- Task instructions
Copy out the entire listing below exactly, but without its pictures.

- Provided data
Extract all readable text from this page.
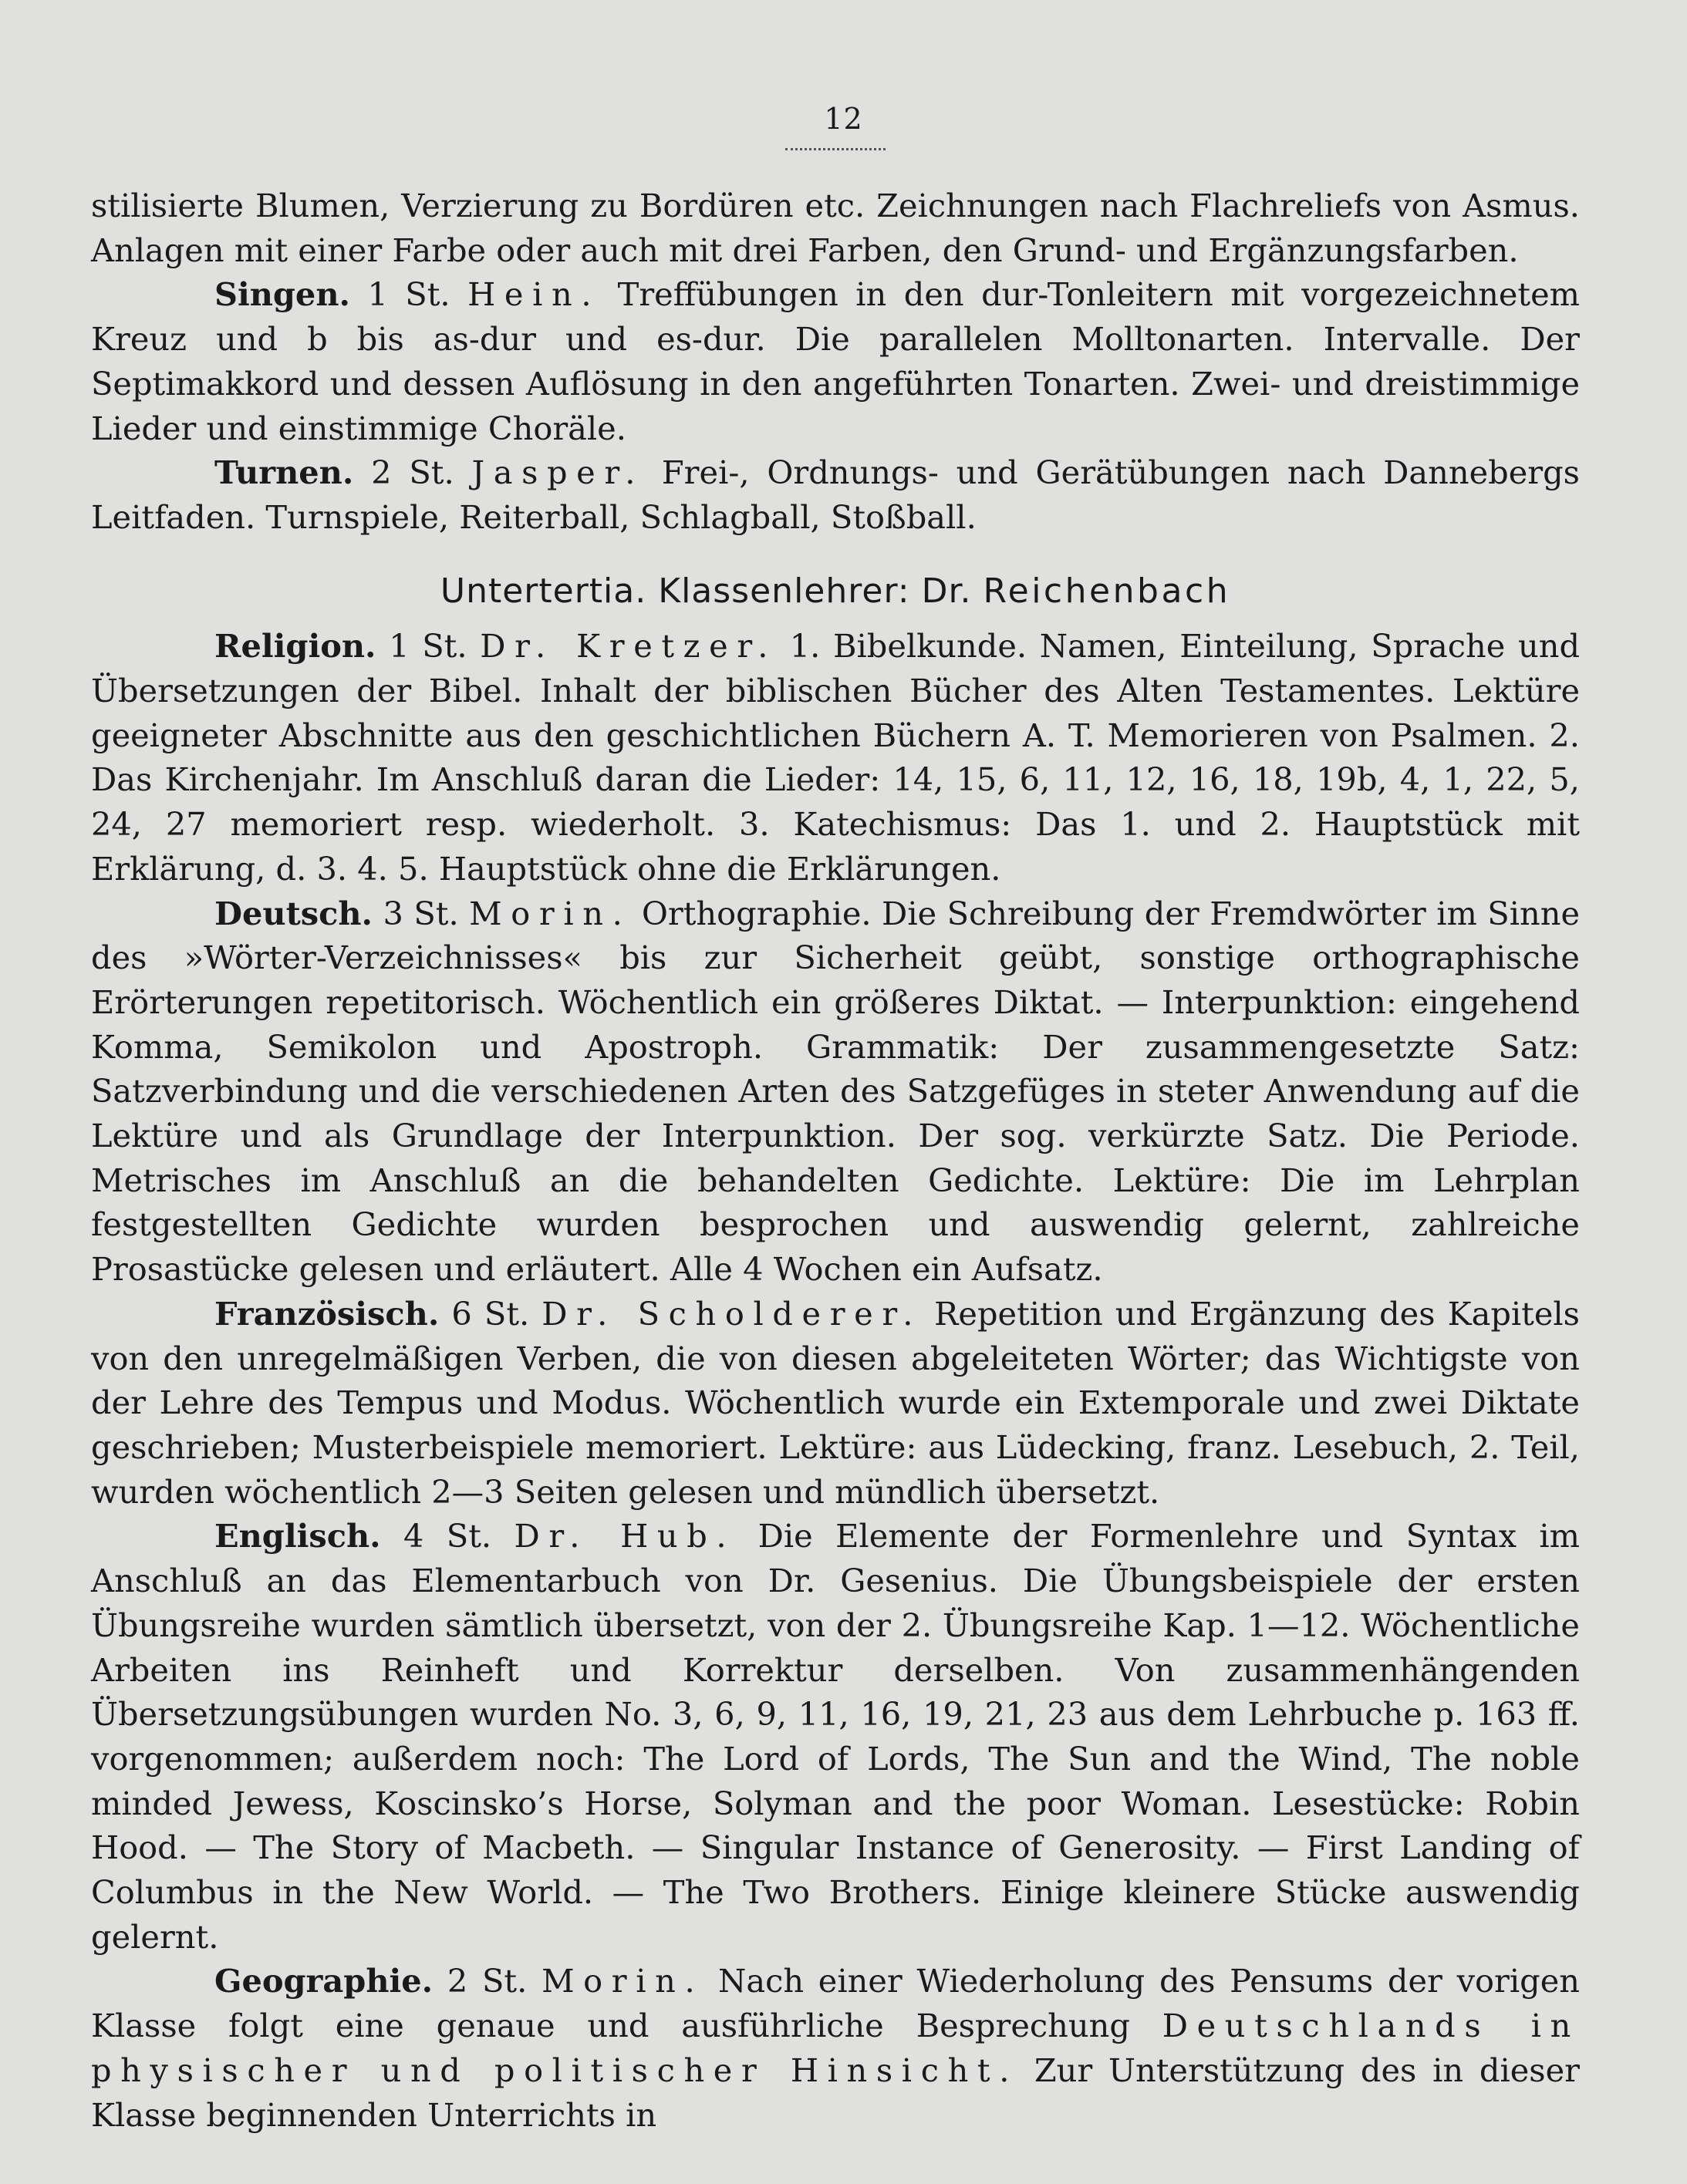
12

stilisierte Blumen, Verzierung zu Bordüren etc. Zeichnungen nach Flachreliefs von Asmus. Anlagen mit einer Farbe oder auch mit drei Farben, den Grund- und Ergänzungsfarben.

Singen. 1 St. Hein. Treffübungen in den dur-Tonleitern mit vorgezeichnetem Kreuz und b bis as-dur und es-dur. Die parallelen Molltonarten. Intervalle. Der Septimakkord und dessen Auflösung in den angeführten Tonarten. Zwei- und dreistimmige Lieder und einstimmige Choräle.

Turnen. 2 St. Jasper. Frei-, Ordnungs- und Gerätübungen nach Dannebergs Leitfaden. Turnspiele, Reiterball, Schlagball, Stoßball.

Untertertia. Klassenlehrer: Dr. Reichenbach

Religion. 1 St. Dr. Kretzer. 1. Bibelkunde. Namen, Einteilung, Sprache und Übersetzungen der Bibel. Inhalt der biblischen Bücher des Alten Testamentes. Lektüre geeigneter Abschnitte aus den geschichtlichen Büchern A. T. Memorieren von Psalmen. 2. Das Kirchenjahr. Im Anschluß daran die Lieder: 14, 15, 6, 11, 12, 16, 18, 19b, 4, 1, 22, 5, 24, 27 memoriert resp. wiederholt. 3. Katechismus: Das 1. und 2. Hauptstück mit Erklärung, d. 3. 4. 5. Hauptstück ohne die Erklärungen.

Deutsch. 3 St. Morin. Orthographie. Die Schreibung der Fremdwörter im Sinne des »Wörter-Verzeichnisses« bis zur Sicherheit geübt, sonstige orthographische Erörterungen repetitorisch. Wöchentlich ein größeres Diktat. — Interpunktion: eingehend Komma, Semikolon und Apostroph. Grammatik: Der zusammengesetzte Satz: Satzverbindung und die verschiedenen Arten des Satzgefüges in steter Anwendung auf die Lektüre und als Grundlage der Interpunktion. Der sog. verkürzte Satz. Die Periode. Metrisches im Anschluß an die behandelten Gedichte. Lektüre: Die im Lehrplan festgestellten Gedichte wurden besprochen und auswendig gelernt, zahlreiche Prosastücke gelesen und erläutert. Alle 4 Wochen ein Aufsatz.

Französisch. 6 St. Dr. Scholderer. Repetition und Ergänzung des Kapitels von den unregelmäßigen Verben, die von diesen abgeleiteten Wörter; das Wichtigste von der Lehre des Tempus und Modus. Wöchentlich wurde ein Extemporale und zwei Diktate geschrieben; Musterbeispiele memoriert. Lektüre: aus Lüdecking, franz. Lesebuch, 2. Teil, wurden wöchentlich 2—3 Seiten gelesen und mündlich übersetzt.

Englisch. 4 St. Dr. Hub. Die Elemente der Formenlehre und Syntax im Anschluß an das Elementarbuch von Dr. Gesenius. Die Übungsbeispiele der ersten Übungsreihe wurden sämtlich übersetzt, von der 2. Übungsreihe Kap. 1—12. Wöchentliche Arbeiten ins Reinheft und Korrektur derselben. Von zusammenhängenden Übersetzungsübungen wurden No. 3, 6, 9, 11, 16, 19, 21, 23 aus dem Lehrbuche p. 163 ff. vorgenommen; außerdem noch: The Lord of Lords, The Sun and the Wind, The noble minded Jewess, Koscinsko’s Horse, Solyman and the poor Woman. Lesestücke: Robin Hood. — The Story of Macbeth. — Singular Instance of Generosity. — First Landing of Columbus in the New World. — The Two Brothers. Einige kleinere Stücke auswendig gelernt.

Geographie. 2 St. Morin. Nach einer Wiederholung des Pensums der vorigen Klasse folgt eine genaue und ausführliche Besprechung Deutschlands in physischer und politischer Hinsicht. Zur Unterstützung des in dieser Klasse beginnenden Unterrichts in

- Response for this exercise
Extract all readable text from this page.
12

stilisierte Blumen, Verzierung zu Bordüren etc. Zeichnungen nach Flachreliefs von Asmus. Anlagen mit einer Farbe oder auch mit drei Farben, den Grund- und Ergänzungsfarben.

Singen. 1 St. Hein. Treffübungen in den dur-Tonleitern mit vorgezeichnetem Kreuz und b bis as-dur und es-dur. Die parallelen Molltonarten. Intervalle. Der Septimakkord und dessen Auflösung in den angeführten Tonarten. Zwei- und dreistimmige Lieder und einstimmige Choräle.

Turnen. 2 St. Jasper. Frei-, Ordnungs- und Gerätübungen nach Dannebergs Leitfaden. Turnspiele, Reiterball, Schlagball, Stoßball.

Untertertia. Klassenlehrer: Dr. Reichenbach

Religion. 1 St. Dr. Kretzer. 1. Bibelkunde. Namen, Einteilung, Sprache und Übersetzungen der Bibel. Inhalt der biblischen Bücher des Alten Testamentes. Lektüre geeigneter Abschnitte aus den geschichtlichen Büchern A. T. Memorieren von Psalmen. 2. Das Kirchenjahr. Im Anschluß daran die Lieder: 14, 15, 6, 11, 12, 16, 18, 19b, 4, 1, 22, 5, 24, 27 memoriert resp. wiederholt. 3. Katechismus: Das 1. und 2. Hauptstück mit Erklärung, d. 3. 4. 5. Hauptstück ohne die Erklärungen.

Deutsch. 3 St. Morin. Orthographie. Die Schreibung der Fremdwörter im Sinne des »Wörter-Verzeichnisses« bis zur Sicherheit geübt, sonstige orthographische Erörterungen repetitorisch. Wöchentlich ein größeres Diktat. — Interpunktion: eingehend Komma, Semikolon und Apostroph. Grammatik: Der zusammengesetzte Satz: Satzverbindung und die verschiedenen Arten des Satzgefüges in steter Anwendung auf die Lektüre und als Grundlage der Interpunktion. Der sog. verkürzte Satz. Die Periode. Metrisches im Anschluß an die behandelten Gedichte. Lektüre: Die im Lehrplan festgestellten Gedichte wurden besprochen und auswendig gelernt, zahlreiche Prosastücke gelesen und erläutert. Alle 4 Wochen ein Aufsatz.

Französisch. 6 St. Dr. Scholderer. Repetition und Ergänzung des Kapitels von den unregelmäßigen Verben, die von diesen abgeleiteten Wörter; das Wichtigste von der Lehre des Tempus und Modus. Wöchentlich wurde ein Extemporale und zwei Diktate geschrieben; Musterbeispiele memoriert. Lektüre: aus Lüdecking, franz. Lesebuch, 2. Teil, wurden wöchentlich 2—3 Seiten gelesen und mündlich übersetzt.

Englisch. 4 St. Dr. Hub. Die Elemente der Formenlehre und Syntax im Anschluß an das Elementarbuch von Dr. Gesenius. Die Übungsbeispiele der ersten Übungsreihe wurden sämtlich übersetzt, von der 2. Übungsreihe Kap. 1—12. Wöchentliche Arbeiten ins Reinheft und Korrektur derselben. Von zusammenhängenden Übersetzungsübungen wurden No. 3, 6, 9, 11, 16, 19, 21, 23 aus dem Lehrbuche p. 163 ff. vorgenommen; außerdem noch: The Lord of Lords, The Sun and the Wind, The noble minded Jewess, Koscinsko’s Horse, Solyman and the poor Woman. Lesestücke: Robin Hood. — The Story of Macbeth. — Singular Instance of Generosity. — First Landing of Columbus in the New World. — The Two Brothers. Einige kleinere Stücke auswendig gelernt.

Geographie. 2 St. Morin. Nach einer Wiederholung des Pensums der vorigen Klasse folgt eine genaue und ausführliche Besprechung Deutschlands in physischer und politischer Hinsicht. Zur Unterstützung des in dieser Klasse beginnenden Unterrichts in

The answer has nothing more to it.